- _Instruction_
Please repeat all of the lines that follow, exactly as written.

- _Data in this exercise_

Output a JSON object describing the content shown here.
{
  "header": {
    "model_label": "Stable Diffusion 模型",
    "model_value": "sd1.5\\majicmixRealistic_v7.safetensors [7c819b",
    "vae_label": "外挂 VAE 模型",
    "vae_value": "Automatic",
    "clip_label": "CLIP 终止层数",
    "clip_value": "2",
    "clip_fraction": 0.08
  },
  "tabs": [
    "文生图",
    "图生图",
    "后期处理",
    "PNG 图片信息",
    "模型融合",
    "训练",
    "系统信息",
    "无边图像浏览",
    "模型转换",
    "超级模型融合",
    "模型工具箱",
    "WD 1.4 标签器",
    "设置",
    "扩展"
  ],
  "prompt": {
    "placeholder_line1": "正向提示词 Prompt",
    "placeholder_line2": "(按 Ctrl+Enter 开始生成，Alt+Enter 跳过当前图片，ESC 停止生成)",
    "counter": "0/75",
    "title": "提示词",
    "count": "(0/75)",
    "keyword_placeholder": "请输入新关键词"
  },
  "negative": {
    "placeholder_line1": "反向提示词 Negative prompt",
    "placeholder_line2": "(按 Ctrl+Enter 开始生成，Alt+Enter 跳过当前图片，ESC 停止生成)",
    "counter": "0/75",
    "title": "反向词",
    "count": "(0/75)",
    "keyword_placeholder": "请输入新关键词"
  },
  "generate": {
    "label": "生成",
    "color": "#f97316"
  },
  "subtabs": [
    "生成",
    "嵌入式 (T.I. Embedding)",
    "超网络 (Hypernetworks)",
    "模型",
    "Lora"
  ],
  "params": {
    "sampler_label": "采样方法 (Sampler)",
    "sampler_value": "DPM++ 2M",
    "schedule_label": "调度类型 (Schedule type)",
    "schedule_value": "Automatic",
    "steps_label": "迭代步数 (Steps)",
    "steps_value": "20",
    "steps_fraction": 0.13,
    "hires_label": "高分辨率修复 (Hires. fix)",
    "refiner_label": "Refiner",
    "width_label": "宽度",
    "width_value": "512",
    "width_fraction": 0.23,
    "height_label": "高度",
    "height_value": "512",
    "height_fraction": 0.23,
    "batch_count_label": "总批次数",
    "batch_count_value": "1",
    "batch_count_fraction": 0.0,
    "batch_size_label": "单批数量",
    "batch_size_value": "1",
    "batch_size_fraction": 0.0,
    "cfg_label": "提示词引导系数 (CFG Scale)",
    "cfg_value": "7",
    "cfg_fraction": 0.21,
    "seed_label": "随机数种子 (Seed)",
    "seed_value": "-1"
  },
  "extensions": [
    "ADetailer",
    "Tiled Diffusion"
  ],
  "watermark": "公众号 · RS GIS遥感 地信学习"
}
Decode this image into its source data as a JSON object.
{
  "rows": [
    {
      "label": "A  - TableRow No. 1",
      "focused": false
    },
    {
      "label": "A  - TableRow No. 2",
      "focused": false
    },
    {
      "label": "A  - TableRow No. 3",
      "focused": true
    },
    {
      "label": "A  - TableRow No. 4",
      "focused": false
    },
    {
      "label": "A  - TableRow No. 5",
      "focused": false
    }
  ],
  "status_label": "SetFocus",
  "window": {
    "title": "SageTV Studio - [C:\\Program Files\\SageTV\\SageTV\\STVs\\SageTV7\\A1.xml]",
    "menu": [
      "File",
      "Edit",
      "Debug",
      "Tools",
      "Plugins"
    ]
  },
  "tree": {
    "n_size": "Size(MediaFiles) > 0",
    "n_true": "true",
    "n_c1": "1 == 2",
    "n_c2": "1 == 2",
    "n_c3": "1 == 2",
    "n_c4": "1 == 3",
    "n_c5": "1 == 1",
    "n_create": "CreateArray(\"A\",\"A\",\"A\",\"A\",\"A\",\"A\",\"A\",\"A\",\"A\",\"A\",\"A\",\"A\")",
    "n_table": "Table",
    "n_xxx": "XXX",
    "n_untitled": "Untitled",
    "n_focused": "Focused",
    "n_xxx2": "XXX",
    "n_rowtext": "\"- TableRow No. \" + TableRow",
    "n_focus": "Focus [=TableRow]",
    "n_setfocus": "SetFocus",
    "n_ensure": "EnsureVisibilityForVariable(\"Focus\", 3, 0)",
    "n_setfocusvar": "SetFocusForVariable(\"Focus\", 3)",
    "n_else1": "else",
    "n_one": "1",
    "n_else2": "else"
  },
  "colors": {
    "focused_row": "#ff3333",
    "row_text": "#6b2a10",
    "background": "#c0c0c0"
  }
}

- _Written reply_
Output a JSON object describing the content shown here.
{
  "header": {
    "model_label": "Stable Diffusion 模型",
    "model_value": "sd1.5\\majicmixRealistic_v7.safetensors [7c819b",
    "vae_label": "外挂 VAE 模型",
    "vae_value": "Automatic",
    "clip_label": "CLIP 终止层数",
    "clip_value": "2",
    "clip_fraction": 0.08
  },
  "tabs": [
    "文生图",
    "图生图",
    "后期处理",
    "PNG 图片信息",
    "模型融合",
    "训练",
    "系统信息",
    "无边图像浏览",
    "模型转换",
    "超级模型融合",
    "模型工具箱",
    "WD 1.4 标签器",
    "设置",
    "扩展"
  ],
  "prompt": {
    "placeholder_line1": "正向提示词 Prompt",
    "placeholder_line2": "(按 Ctrl+Enter 开始生成，Alt+Enter 跳过当前图片，ESC 停止生成)",
    "counter": "0/75",
    "title": "提示词",
    "count": "(0/75)",
    "keyword_placeholder": "请输入新关键词"
  },
  "negative": {
    "placeholder_line1": "反向提示词 Negative prompt",
    "placeholder_line2": "(按 Ctrl+Enter 开始生成，Alt+Enter 跳过当前图片，ESC 停止生成)",
    "counter": "0/75",
    "title": "反向词",
    "count": "(0/75)",
    "keyword_placeholder": "请输入新关键词"
  },
  "generate": {
    "label": "生成",
    "color": "#f97316"
  },
  "subtabs": [
    "生成",
    "嵌入式 (T.I. Embedding)",
    "超网络 (Hypernetworks)",
    "模型",
    "Lora"
  ],
  "params": {
    "sampler_label": "采样方法 (Sampler)",
    "sampler_value": "DPM++ 2M",
    "schedule_label": "调度类型 (Schedule type)",
    "schedule_value": "Automatic",
    "steps_label": "迭代步数 (Steps)",
    "steps_value": "20",
    "steps_fraction": 0.13,
    "hires_label": "高分辨率修复 (Hires. fix)",
    "refiner_label": "Refiner",
    "width_label": "宽度",
    "width_value": "512",
    "width_fraction": 0.23,
    "height_label": "高度",
    "height_value": "512",
    "height_fraction": 0.23,
    "batch_count_label": "总批次数",
    "batch_count_value": "1",
    "batch_count_fraction": 0.0,
    "batch_size_label": "单批数量",
    "batch_size_value": "1",
    "batch_size_fraction": 0.0,
    "cfg_label": "提示词引导系数 (CFG Scale)",
    "cfg_value": "7",
    "cfg_fraction": 0.21,
    "seed_label": "随机数种子 (Seed)",
    "seed_value": "-1"
  },
  "extensions": [
    "ADetailer",
    "Tiled Diffusion"
  ],
  "watermark": "公众号 · RS GIS遥感 地信学习"
}
Decode this image into its source data as a JSON object.
{
  "rows": [
    {
      "label": "A  - TableRow No. 1",
      "focused": false
    },
    {
      "label": "A  - TableRow No. 2",
      "focused": false
    },
    {
      "label": "A  - TableRow No. 3",
      "focused": true
    },
    {
      "label": "A  - TableRow No. 4",
      "focused": false
    },
    {
      "label": "A  - TableRow No. 5",
      "focused": false
    }
  ],
  "status_label": "SetFocus",
  "window": {
    "title": "SageTV Studio - [C:\\Program Files\\SageTV\\SageTV\\STVs\\SageTV7\\A1.xml]",
    "menu": [
      "File",
      "Edit",
      "Debug",
      "Tools",
      "Plugins"
    ]
  },
  "tree": {
    "n_size": "Size(MediaFiles) > 0",
    "n_true": "true",
    "n_c1": "1 == 2",
    "n_c2": "1 == 2",
    "n_c3": "1 == 2",
    "n_c4": "1 == 3",
    "n_c5": "1 == 1",
    "n_create": "CreateArray(\"A\",\"A\",\"A\",\"A\",\"A\",\"A\",\"A\",\"A\",\"A\",\"A\",\"A\",\"A\")",
    "n_table": "Table",
    "n_xxx": "XXX",
    "n_untitled": "Untitled",
    "n_focused": "Focused",
    "n_xxx2": "XXX",
    "n_rowtext": "\"- TableRow No. \" + TableRow",
    "n_focus": "Focus [=TableRow]",
    "n_setfocus": "SetFocus",
    "n_ensure": "EnsureVisibilityForVariable(\"Focus\", 3, 0)",
    "n_setfocusvar": "SetFocusForVariable(\"Focus\", 3)",
    "n_else1": "else",
    "n_one": "1",
    "n_else2": "else"
  },
  "colors": {
    "focused_row": "#ff3333",
    "row_text": "#6b2a10",
    "background": "#c0c0c0"
  }
}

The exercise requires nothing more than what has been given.